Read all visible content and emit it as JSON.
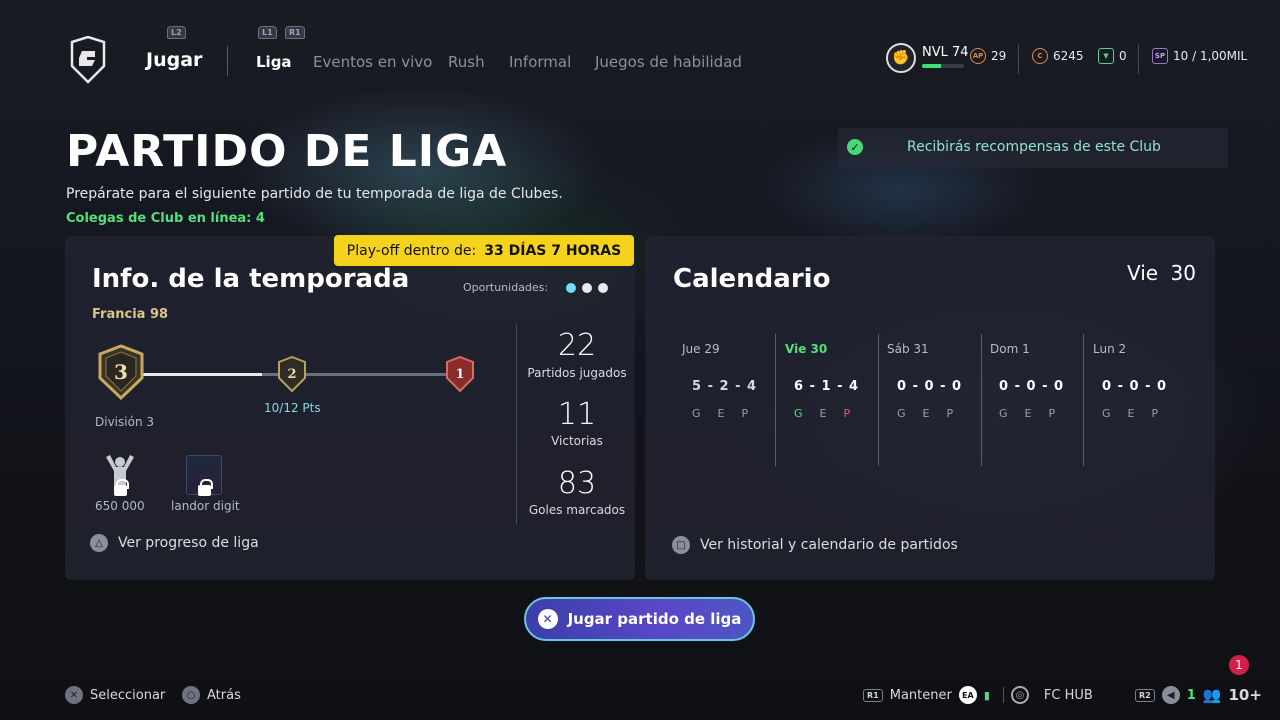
{
  "nav": {
    "main": "Jugar",
    "triggers": {
      "l2": "L2",
      "l1": "L1",
      "r1": "R1"
    },
    "tabs": [
      "Liga",
      "Eventos en vivo",
      "Rush",
      "Informal",
      "Juegos de habilidad"
    ],
    "active_tab": "Liga"
  },
  "status": {
    "level": "NVL 74",
    "level_progress": 0.45,
    "ap": "29",
    "coins": "6245",
    "tokens": "0",
    "sp": "10 / 1,00MIL",
    "ap_icon_text": "AP",
    "sp_icon_text": "SP"
  },
  "header": {
    "title": "PARTIDO DE LIGA",
    "subtitle": "Prepárate para el siguiente partido de tu temporada de liga de Clubes.",
    "online": "Colegas de Club en línea: 4",
    "reward_notice": "Recibirás recompensas de este Club"
  },
  "season": {
    "title": "Info. de la temporada",
    "playoff_label": "Play-off dentro de:",
    "playoff_value": "33 DÍAS 7 HORAS",
    "club": "Francia 98",
    "opportunities_label": "Oportunidades:",
    "division_current": "3",
    "division_current_label": "División 3",
    "division_next": "2",
    "division_next_pts": "10/12 Pts",
    "division_top": "1",
    "reward1_label": "650 000",
    "reward2_label": "landor digit",
    "matches_played": "22",
    "matches_played_label": "Partidos jugados",
    "wins": "11",
    "wins_label": "Victorias",
    "goals": "83",
    "goals_label": "Goles marcados",
    "action": "Ver progreso de liga"
  },
  "calendar": {
    "title": "Calendario",
    "today_day": "Vie",
    "today_num": "30",
    "days": [
      {
        "label": "Jue 29",
        "score": "5 - 2 - 4"
      },
      {
        "label": "Vie 30",
        "score": "6 - 1 - 4"
      },
      {
        "label": "Sáb 31",
        "score": "0 - 0 - 0"
      },
      {
        "label": "Dom 1",
        "score": "0 - 0 - 0"
      },
      {
        "label": "Lun 2",
        "score": "0 - 0 - 0"
      }
    ],
    "gep": [
      "G",
      "E",
      "P"
    ],
    "action": "Ver historial y calendario de partidos"
  },
  "play_button": "Jugar partido de liga",
  "footer": {
    "select": "Seleccionar",
    "back": "Atrás",
    "r1": "R1",
    "hold": "Mantener",
    "ea": "EA",
    "hub": "FC HUB",
    "r2": "R2",
    "voice_count": "1",
    "players": "10+",
    "notifications": "1"
  },
  "colors": {
    "accent_green": "#52e07a",
    "playoff_yellow": "#f5d31c",
    "button_purple": "#5a47c8",
    "win_green": "#52e07a",
    "loss_red": "#e05a5a"
  }
}
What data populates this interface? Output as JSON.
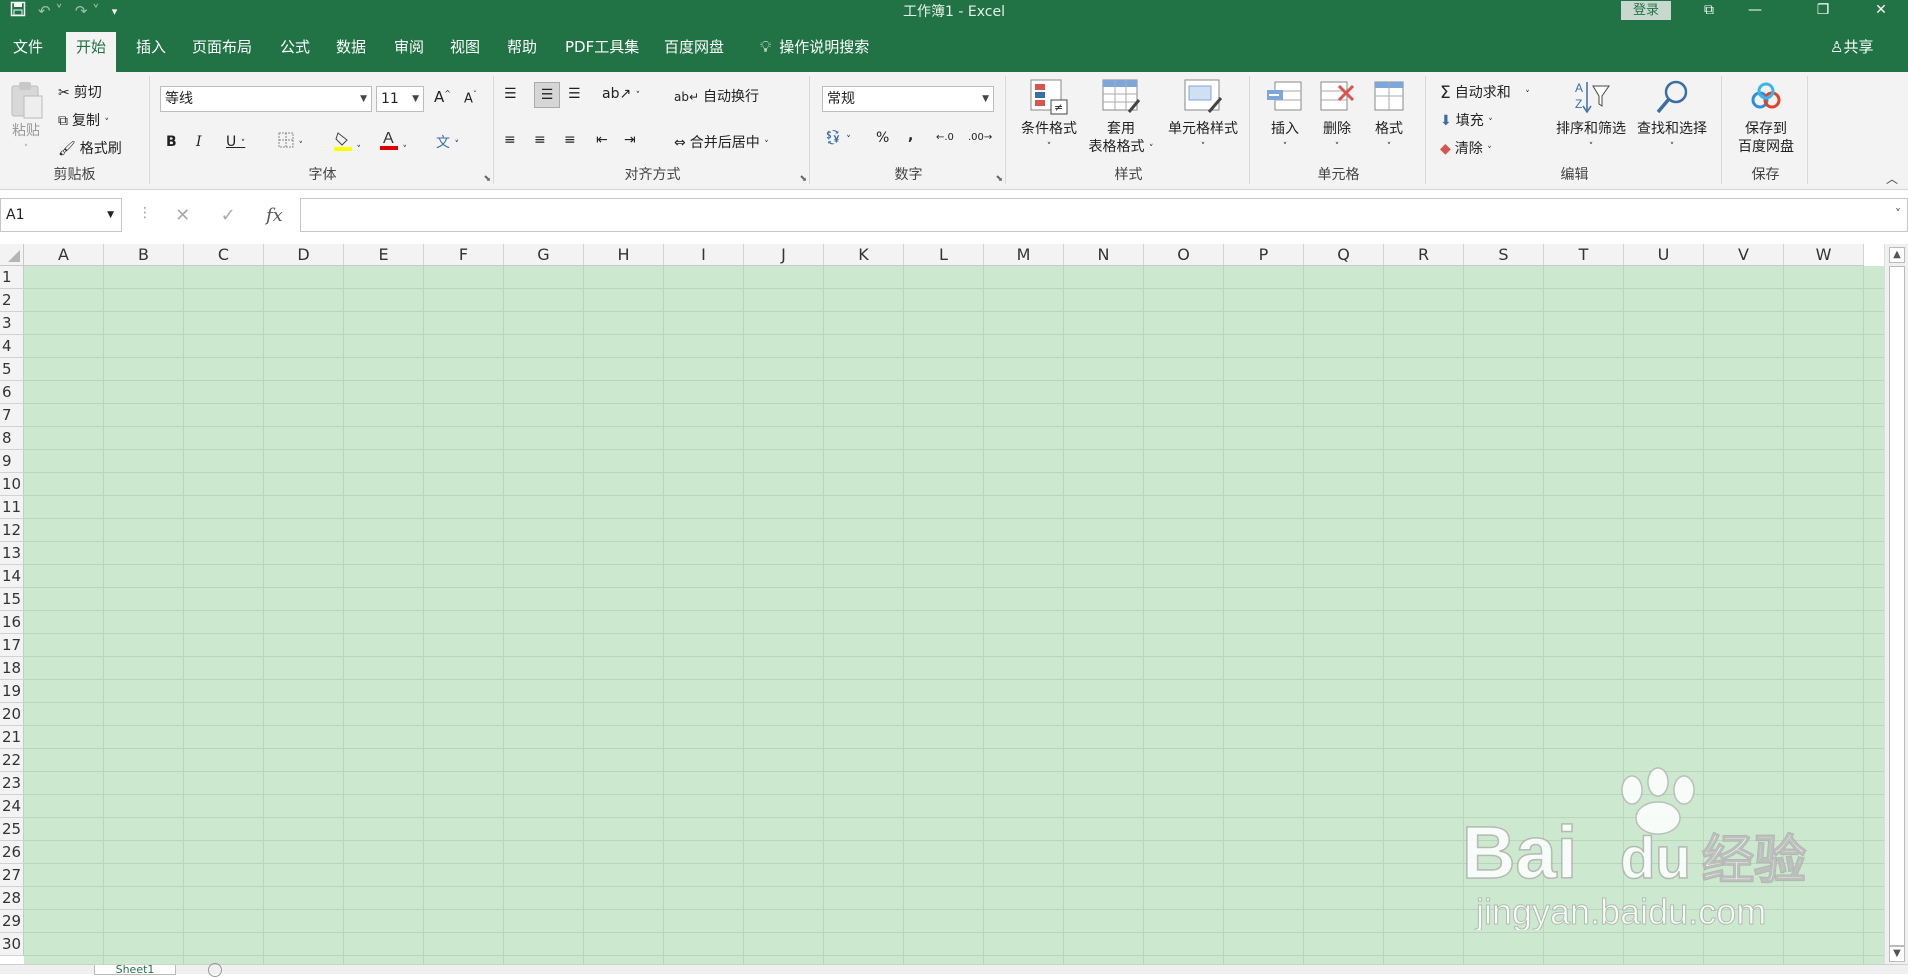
{
  "titlebar": {
    "title": "工作簿1  -  Excel",
    "login": "登录",
    "qat": [
      "save-icon",
      "undo-icon",
      "redo-icon",
      "customize-icon"
    ]
  },
  "tabs": [
    {
      "label": "文件"
    },
    {
      "label": "开始",
      "active": true
    },
    {
      "label": "插入"
    },
    {
      "label": "页面布局"
    },
    {
      "label": "公式"
    },
    {
      "label": "数据"
    },
    {
      "label": "审阅"
    },
    {
      "label": "视图"
    },
    {
      "label": "帮助"
    },
    {
      "label": "PDF工具集"
    },
    {
      "label": "百度网盘"
    }
  ],
  "tellme": "操作说明搜索",
  "share": "共享",
  "ribbon": {
    "clipboard": {
      "label": "剪贴板",
      "paste": "粘贴",
      "cut": "剪切",
      "copy": "复制",
      "format_painter": "格式刷"
    },
    "font": {
      "label": "字体",
      "font_name": "等线",
      "font_size": "11",
      "bold": "B",
      "italic": "I",
      "underline": "U",
      "grow": "A",
      "shrink": "A",
      "phonetic": "文"
    },
    "alignment": {
      "label": "对齐方式",
      "wrap": "自动换行",
      "merge": "合并后居中"
    },
    "number": {
      "label": "数字",
      "format": "常规",
      "percent": "%",
      "comma": ","
    },
    "styles": {
      "label": "样式",
      "conditional": "条件格式",
      "table_line1": "套用",
      "table_line2": "表格格式",
      "cell_styles": "单元格样式"
    },
    "cells": {
      "label": "单元格",
      "insert": "插入",
      "delete": "删除",
      "format": "格式"
    },
    "editing": {
      "label": "编辑",
      "autosum": "自动求和",
      "fill": "填充",
      "clear": "清除",
      "sort": "排序和筛选",
      "find": "查找和选择"
    },
    "save": {
      "label": "保存",
      "line1": "保存到",
      "line2": "百度网盘"
    }
  },
  "formula_bar": {
    "namebox": "A1",
    "fx": "fx",
    "formula": ""
  },
  "columns": [
    "A",
    "B",
    "C",
    "D",
    "E",
    "F",
    "G",
    "H",
    "I",
    "J",
    "K",
    "L",
    "M",
    "N",
    "O",
    "P",
    "Q",
    "R",
    "S",
    "T",
    "U",
    "V",
    "W"
  ],
  "rows": [
    "1",
    "2",
    "3",
    "4",
    "5",
    "6",
    "7",
    "8",
    "9",
    "10",
    "11",
    "12",
    "13",
    "14",
    "15",
    "16",
    "17",
    "18",
    "19",
    "20",
    "21",
    "22",
    "23",
    "24",
    "25",
    "26",
    "27",
    "28",
    "29",
    "30"
  ],
  "sheet": {
    "tab": "Sheet1"
  },
  "watermark": {
    "brand": "Bai",
    "brand2": "du",
    "cn": "经验",
    "url": "jingyan.baidu.com"
  },
  "colors": {
    "accent": "#217346",
    "cell_bg": "#cce8cf"
  }
}
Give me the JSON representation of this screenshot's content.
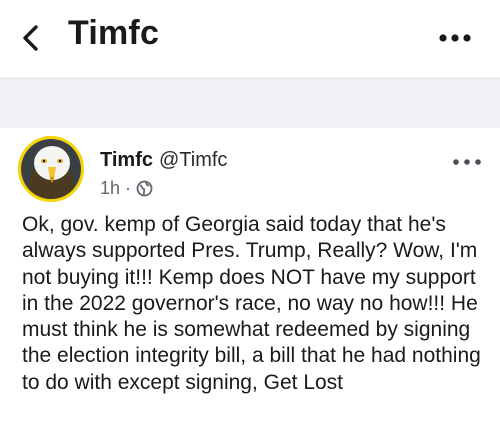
{
  "header": {
    "title": "Timfc",
    "icons": {
      "back": "chevron-left-icon",
      "more": "more-dots-icon"
    }
  },
  "post": {
    "author_name": "Timfc",
    "author_handle": "@Timfc",
    "time": "1h",
    "separator": "·",
    "privacy_icon": "globe-icon",
    "text_lines": [
      "Ok, gov. kemp of Georgia said today that he's",
      "always supported Pres. Trump, Really? Wow, I'm",
      "not buying it!!! Kemp does NOT have my support",
      "in the 2022 governor's race, no way no how!!! He",
      "must think he is somewhat redeemed by signing",
      "the election integrity bill, a bill that he had nothing",
      "to do with except signing, Get Lost"
    ]
  },
  "colors": {
    "accent_ring": "#f6d400",
    "divider": "#f0f2f5"
  }
}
+---+
◆ To do:
Which lines contain "that"? Show each of them.

◆ Written response:
      "Ok, gov. kemp of Georgia said today that he's",
      "the election integrity bill, a bill that he had nothing",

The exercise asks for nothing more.